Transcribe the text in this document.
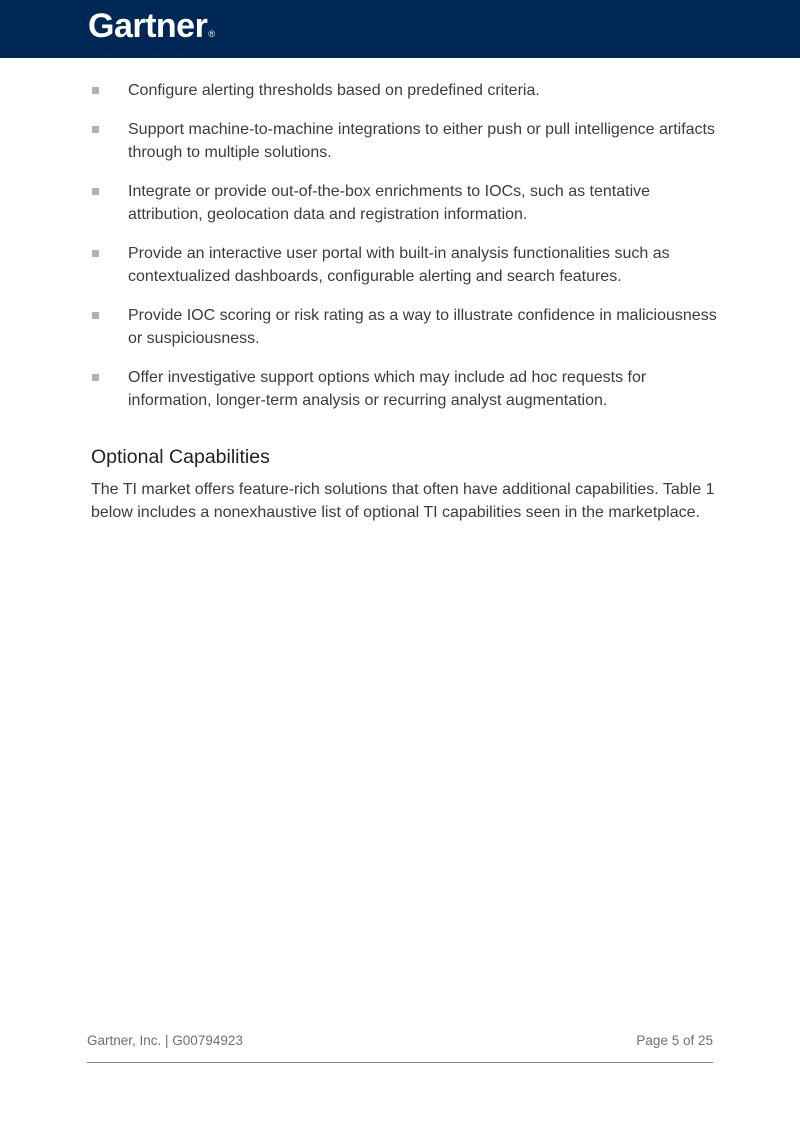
Gartner®
Configure alerting thresholds based on predefined criteria.
Support machine-to-machine integrations to either push or pull intelligence artifacts through to multiple solutions.
Integrate or provide out-of-the-box enrichments to IOCs, such as tentative attribution, geolocation data and registration information.
Provide an interactive user portal with built-in analysis functionalities such as contextualized dashboards, configurable alerting and search features.
Provide IOC scoring or risk rating as a way to illustrate confidence in maliciousness or suspiciousness.
Offer investigative support options which may include ad hoc requests for information, longer-term analysis or recurring analyst augmentation.
Optional Capabilities

The TI market offers feature-rich solutions that often have additional capabilities. Table 1 below includes a nonexhaustive list of optional TI capabilities seen in the marketplace.

Gartner, Inc. | G00794923	Page 5 of 25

◆ ◆ ◆ ◆ ◆ ◆ ◆

WHAT IS NEEDED - Leave out the pictures and retype every line above exactly.

FULL ANSWER -
Transcribe the text in this document.
Gartner®
Configure alerting thresholds based on predefined criteria.
Support machine-to-machine integrations to either push or pull intelligence artifacts through to multiple solutions.
Integrate or provide out-of-the-box enrichments to IOCs, such as tentative attribution, geolocation data and registration information.
Provide an interactive user portal with built-in analysis functionalities such as contextualized dashboards, configurable alerting and search features.
Provide IOC scoring or risk rating as a way to illustrate confidence in maliciousness or suspiciousness.
Offer investigative support options which may include ad hoc requests for information, longer-term analysis or recurring analyst augmentation.
Optional Capabilities

The TI market offers feature-rich solutions that often have additional capabilities. Table 1 below includes a nonexhaustive list of optional TI capabilities seen in the marketplace.

Gartner, Inc. | G00794923	Page 5 of 25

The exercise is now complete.